• [Given request] Can you copy out the data exactly? Leave the images out.

"""

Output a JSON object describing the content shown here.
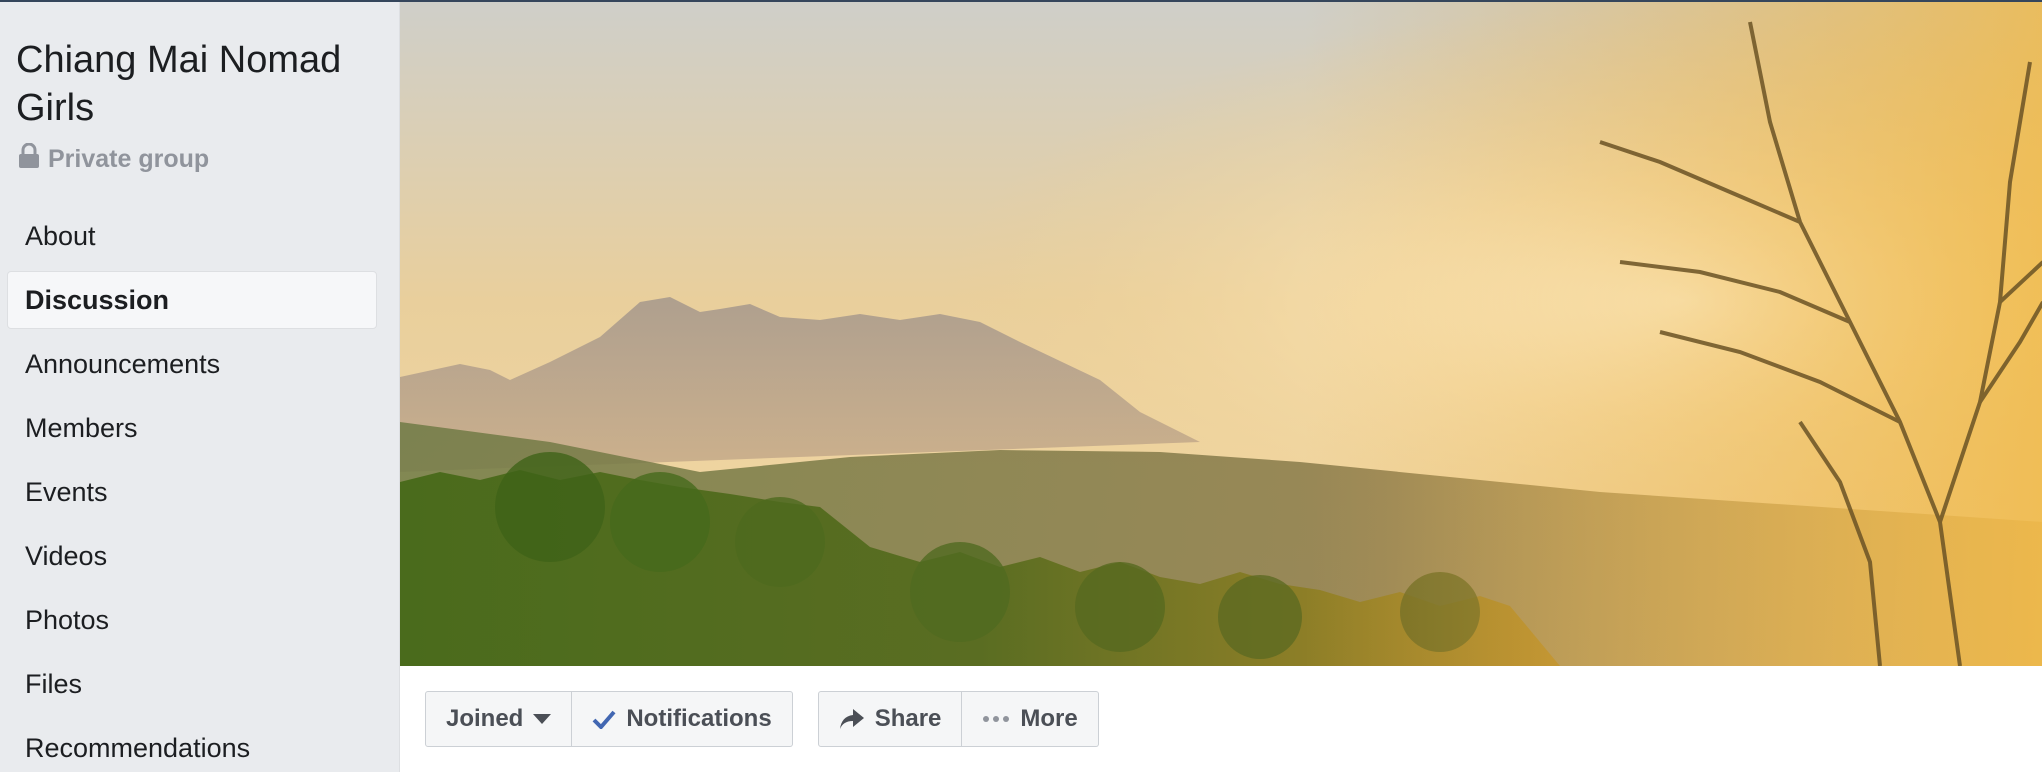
{
  "group": {
    "name": "Chiang Mai Nomad Girls",
    "privacy_label": "Private group",
    "privacy_icon": "lock-icon"
  },
  "sidebar": {
    "items": [
      {
        "label": "About",
        "active": false
      },
      {
        "label": "Discussion",
        "active": true
      },
      {
        "label": "Announcements",
        "active": false
      },
      {
        "label": "Members",
        "active": false
      },
      {
        "label": "Events",
        "active": false
      },
      {
        "label": "Videos",
        "active": false
      },
      {
        "label": "Photos",
        "active": false
      },
      {
        "label": "Files",
        "active": false
      },
      {
        "label": "Recommendations",
        "active": false
      }
    ]
  },
  "actions": {
    "joined_label": "Joined",
    "notifications_label": "Notifications",
    "share_label": "Share",
    "more_label": "More"
  },
  "colors": {
    "sidebar_bg": "#e9ebee",
    "accent_check": "#4267b2",
    "button_text": "#4b4f56"
  }
}
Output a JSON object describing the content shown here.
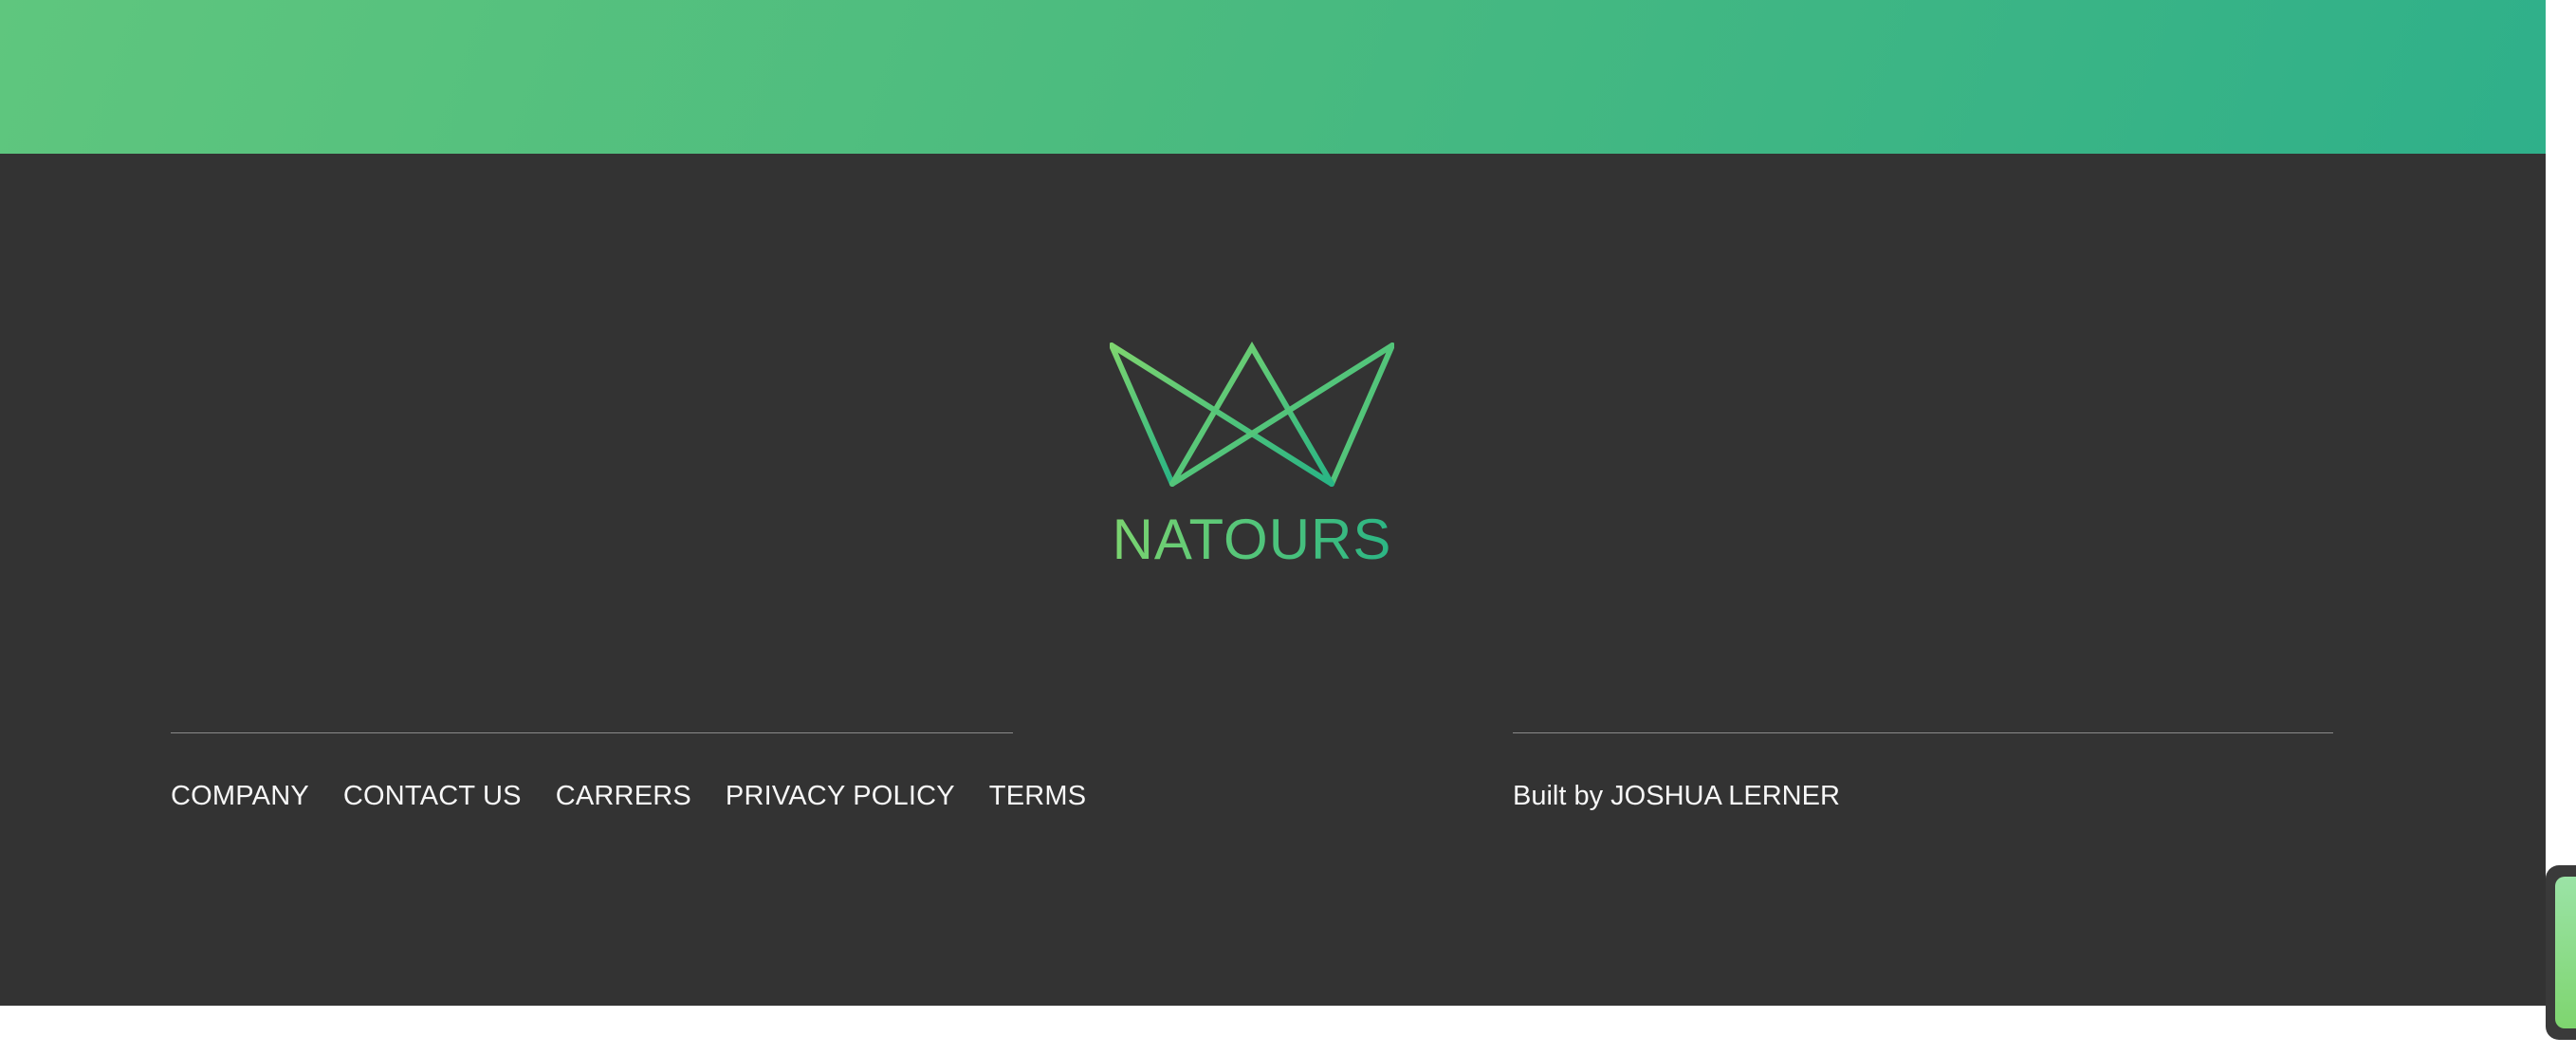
{
  "brand": {
    "name": "NATOURS",
    "logo_icon": "crown-logo-icon",
    "gradient_start": "#7ed56f",
    "gradient_end": "#28b485"
  },
  "colors": {
    "top_band_start": "#5fc67e",
    "top_band_end": "#2fb08a",
    "footer_bg": "#333333",
    "footer_text": "#f7f7f7",
    "divider": "#8a8a8a"
  },
  "footer": {
    "nav": [
      {
        "label": "COMPANY"
      },
      {
        "label": "CONTACT US"
      },
      {
        "label": "CARRERS"
      },
      {
        "label": "PRIVACY POLICY"
      },
      {
        "label": "TERMS"
      }
    ],
    "credit_prefix": "Built by",
    "credit_author": "JOSHUA LERNER"
  },
  "widget": {
    "icon": "chat-widget-icon"
  }
}
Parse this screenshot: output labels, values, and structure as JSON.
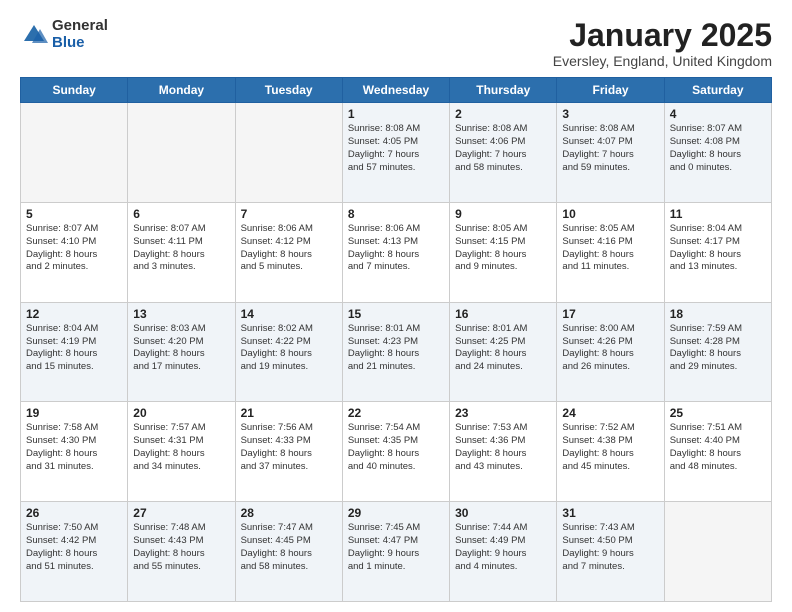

"""

• [Full solution]
Output a JSON object describing the content shown here.
{
  "group": {
    "name": "Chiang Mai Nomad Girls",
    "privacy_label": "Private group",
    "privacy_icon": "lock-icon"
  },
  "sidebar": {
    "items": [
      {
        "label": "About",
        "active": false
      },
      {
        "label": "Discussion",
        "active": true
      },
      {
        "label": "Announcements",
        "active": false
      },
      {
        "label": "Members",
        "active": false
      },
      {
        "label": "Events",
        "active": false
      },
      {
        "label": "Videos",
        "active": false
      },
      {
        "label": "Photos",
        "active": false
      },
      {
        "label": "Files",
        "active": false
      },
      {
        "label": "Recommendations",
        "active": false
      }
    ]
  },
  "actions": {
    "joined_label": "Joined",
    "notifications_label": "Notifications",
    "share_label": "Share",
    "more_label": "More"
  },
  "colors": {
    "sidebar_bg": "#e9ebee",
    "accent_check": "#4267b2",
    "button_text": "#4b4f56"
  }
}
Output a JSON object describing the content shown here.
{
  "brand": {
    "name": "NATOURS",
    "logo_icon": "crown-logo-icon",
    "gradient_start": "#7ed56f",
    "gradient_end": "#28b485"
  },
  "colors": {
    "top_band_start": "#5fc67e",
    "top_band_end": "#2fb08a",
    "footer_bg": "#333333",
    "footer_text": "#f7f7f7",
    "divider": "#8a8a8a"
  },
  "footer": {
    "nav": [
      {
        "label": "COMPANY"
      },
      {
        "label": "CONTACT US"
      },
      {
        "label": "CARRERS"
      },
      {
        "label": "PRIVACY POLICY"
      },
      {
        "label": "TERMS"
      }
    ],
    "credit_prefix": "Built by",
    "credit_author": "JOSHUA LERNER"
  },
  "widget": {
    "icon": "chat-widget-icon"
  }
}
Parse this screenshot: output labels, values, and structure as JSON.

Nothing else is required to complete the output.